▶ _Stated exercise_
Count every line in the entries that contains "structure". Report that count alone.

▶ _Extracted data_

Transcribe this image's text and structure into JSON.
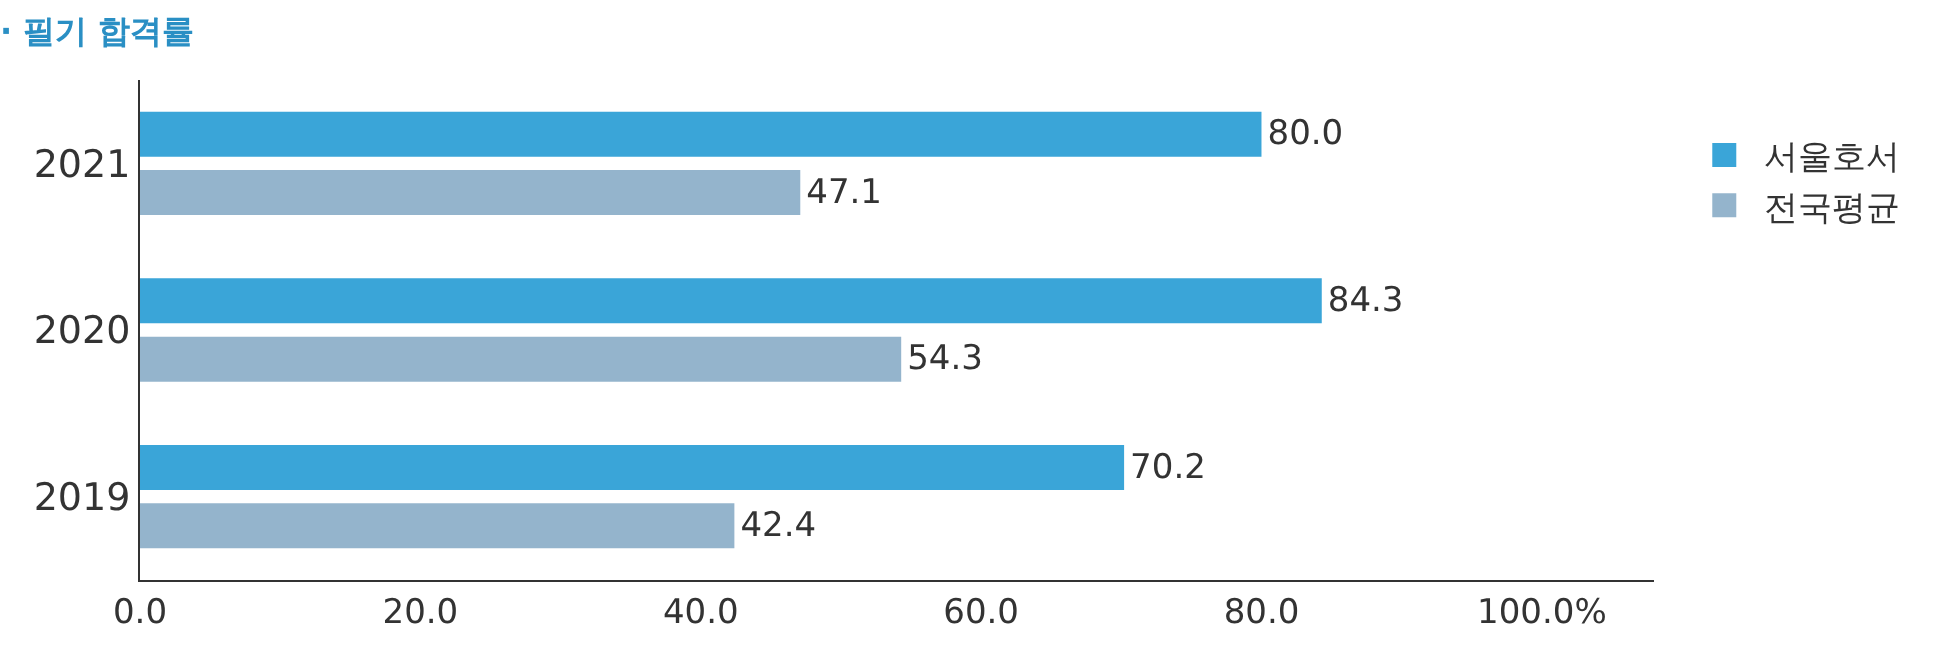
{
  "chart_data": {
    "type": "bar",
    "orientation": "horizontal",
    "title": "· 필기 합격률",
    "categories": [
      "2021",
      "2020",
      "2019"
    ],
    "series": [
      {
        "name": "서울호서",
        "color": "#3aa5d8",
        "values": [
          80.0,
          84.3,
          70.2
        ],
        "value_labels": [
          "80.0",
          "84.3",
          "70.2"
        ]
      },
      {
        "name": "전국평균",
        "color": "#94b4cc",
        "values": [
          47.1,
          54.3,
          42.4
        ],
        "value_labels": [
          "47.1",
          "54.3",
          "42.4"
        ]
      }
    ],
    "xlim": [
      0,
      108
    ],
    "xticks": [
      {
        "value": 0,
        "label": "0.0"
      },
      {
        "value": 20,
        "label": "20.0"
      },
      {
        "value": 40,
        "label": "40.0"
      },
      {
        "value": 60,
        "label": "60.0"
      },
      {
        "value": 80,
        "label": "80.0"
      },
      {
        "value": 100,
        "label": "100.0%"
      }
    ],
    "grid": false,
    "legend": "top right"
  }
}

* * *

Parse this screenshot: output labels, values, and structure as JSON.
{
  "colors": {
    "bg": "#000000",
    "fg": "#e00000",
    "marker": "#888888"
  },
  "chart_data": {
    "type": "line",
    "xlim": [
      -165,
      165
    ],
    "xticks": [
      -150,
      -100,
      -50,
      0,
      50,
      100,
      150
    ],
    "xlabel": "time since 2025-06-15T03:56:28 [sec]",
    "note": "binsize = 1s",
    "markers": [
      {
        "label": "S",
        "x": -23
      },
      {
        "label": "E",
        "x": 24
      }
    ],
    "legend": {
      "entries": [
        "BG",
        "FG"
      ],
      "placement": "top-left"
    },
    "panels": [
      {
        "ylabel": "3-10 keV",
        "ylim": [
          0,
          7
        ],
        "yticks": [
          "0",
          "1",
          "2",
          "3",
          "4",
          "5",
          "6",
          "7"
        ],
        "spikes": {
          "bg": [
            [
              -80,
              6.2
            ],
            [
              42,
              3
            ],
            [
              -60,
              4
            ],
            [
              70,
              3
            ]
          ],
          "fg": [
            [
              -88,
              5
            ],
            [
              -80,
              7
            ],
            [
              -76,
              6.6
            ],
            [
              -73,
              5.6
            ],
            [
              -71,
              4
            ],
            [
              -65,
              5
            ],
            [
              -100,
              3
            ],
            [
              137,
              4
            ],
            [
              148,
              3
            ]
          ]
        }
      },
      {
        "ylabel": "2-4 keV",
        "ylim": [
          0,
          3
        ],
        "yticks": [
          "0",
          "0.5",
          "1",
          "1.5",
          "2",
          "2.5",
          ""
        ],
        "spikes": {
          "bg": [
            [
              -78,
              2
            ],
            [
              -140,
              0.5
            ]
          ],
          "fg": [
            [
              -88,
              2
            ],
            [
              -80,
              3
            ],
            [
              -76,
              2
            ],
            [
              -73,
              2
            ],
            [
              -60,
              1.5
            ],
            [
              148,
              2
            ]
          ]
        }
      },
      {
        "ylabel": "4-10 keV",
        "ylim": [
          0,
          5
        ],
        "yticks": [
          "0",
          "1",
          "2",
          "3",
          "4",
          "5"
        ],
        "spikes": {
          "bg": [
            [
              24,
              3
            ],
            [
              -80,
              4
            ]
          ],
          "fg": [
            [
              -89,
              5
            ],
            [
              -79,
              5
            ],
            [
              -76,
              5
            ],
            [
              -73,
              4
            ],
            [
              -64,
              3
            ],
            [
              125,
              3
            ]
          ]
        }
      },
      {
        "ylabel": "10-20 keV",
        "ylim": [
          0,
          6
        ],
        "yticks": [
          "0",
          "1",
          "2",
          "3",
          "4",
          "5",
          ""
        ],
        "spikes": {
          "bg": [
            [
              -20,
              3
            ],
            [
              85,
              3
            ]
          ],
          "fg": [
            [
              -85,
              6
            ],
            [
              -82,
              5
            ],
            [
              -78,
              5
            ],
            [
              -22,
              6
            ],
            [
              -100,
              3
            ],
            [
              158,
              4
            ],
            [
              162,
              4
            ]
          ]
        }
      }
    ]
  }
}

▶ _Response_
2